**BRIEF**
Word for word, transcribe the lines below and drop the pictures.

------ DATA FOR THE TASK

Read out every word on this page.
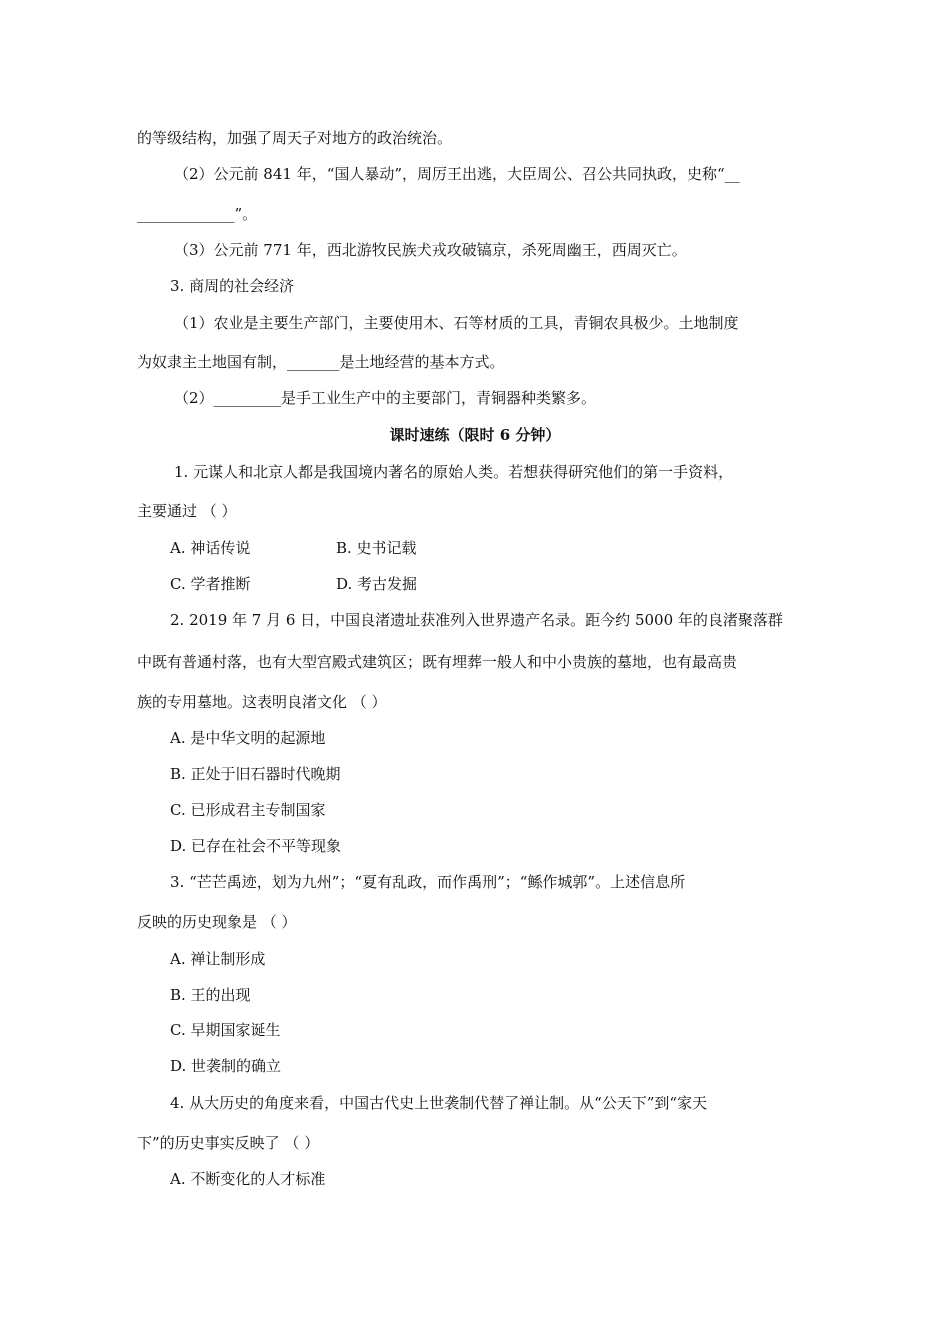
的等级结构，加强了周天子对地方的政治统治。
（2）公元前 841 年，“国人暴动”，周厉王出逃，大臣周公、召公共同执政，史称“__
_____________”。
（3）公元前 771 年，西北游牧民族犬戎攻破镐京，杀死周幽王，西周灭亡。
3. 商周的社会经济
（1）农业是主要生产部门，主要使用木、石等材质的工具，青铜农具极少。土地制度
为奴隶主土地国有制，_______是土地经营的基本方式。
（2）_________是手工业生产中的主要部门，青铜器种类繁多。
课时速练（限时 6 分钟）
1. 元谋人和北京人都是我国境内著名的原始人类。若想获得研究他们的第一手资料，
主要通过 （ ）
A. 神话传说	B. 史书记载
C. 学者推断	D. 考古发掘
2. 2019 年 7 月 6 日，中国良渚遗址获准列入世界遗产名录。距今约 5000 年的良渚聚落群
中既有普通村落，也有大型宫殿式建筑区；既有埋葬一般人和中小贵族的墓地，也有最高贵
族的专用墓地。这表明良渚文化 （ ）
A. 是中华文明的起源地
B. 正处于旧石器时代晚期
C. 已形成君主专制国家
D. 已存在社会不平等现象
3. “芒芒禹迹，划为九州”；“夏有乱政，而作禹刑”；“鲧作城郭”。上述信息所
反映的历史现象是 （ ）
A. 禅让制形成
B. 王的出现
C. 早期国家诞生
D. 世袭制的确立
4. 从大历史的角度来看，中国古代史上世袭制代替了禅让制。从“公天下”到“家天
下”的历史事实反映了 （ ）
A. 不断变化的人才标准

------------

**IN RESPONSE**
Read out every word on this page.
的等级结构，加强了周天子对地方的政治统治。
（2）公元前 841 年，“国人暴动”，周厉王出逃，大臣周公、召公共同执政，史称“__
_____________”。
（3）公元前 771 年，西北游牧民族犬戎攻破镐京，杀死周幽王，西周灭亡。
3. 商周的社会经济
（1）农业是主要生产部门，主要使用木、石等材质的工具，青铜农具极少。土地制度
为奴隶主土地国有制，_______是土地经营的基本方式。
（2）_________是手工业生产中的主要部门，青铜器种类繁多。
课时速练（限时 6 分钟）
1. 元谋人和北京人都是我国境内著名的原始人类。若想获得研究他们的第一手资料，
主要通过 （ ）
A. 神话传说	B. 史书记载
C. 学者推断	D. 考古发掘
2. 2019 年 7 月 6 日，中国良渚遗址获准列入世界遗产名录。距今约 5000 年的良渚聚落群
中既有普通村落，也有大型宫殿式建筑区；既有埋葬一般人和中小贵族的墓地，也有最高贵
族的专用墓地。这表明良渚文化 （ ）
A. 是中华文明的起源地
B. 正处于旧石器时代晚期
C. 已形成君主专制国家
D. 已存在社会不平等现象
3. “芒芒禹迹，划为九州”；“夏有乱政，而作禹刑”；“鲧作城郭”。上述信息所
反映的历史现象是 （ ）
A. 禅让制形成
B. 王的出现
C. 早期国家诞生
D. 世袭制的确立
4. 从大历史的角度来看，中国古代史上世袭制代替了禅让制。从“公天下”到“家天
下”的历史事实反映了 （ ）
A. 不断变化的人才标准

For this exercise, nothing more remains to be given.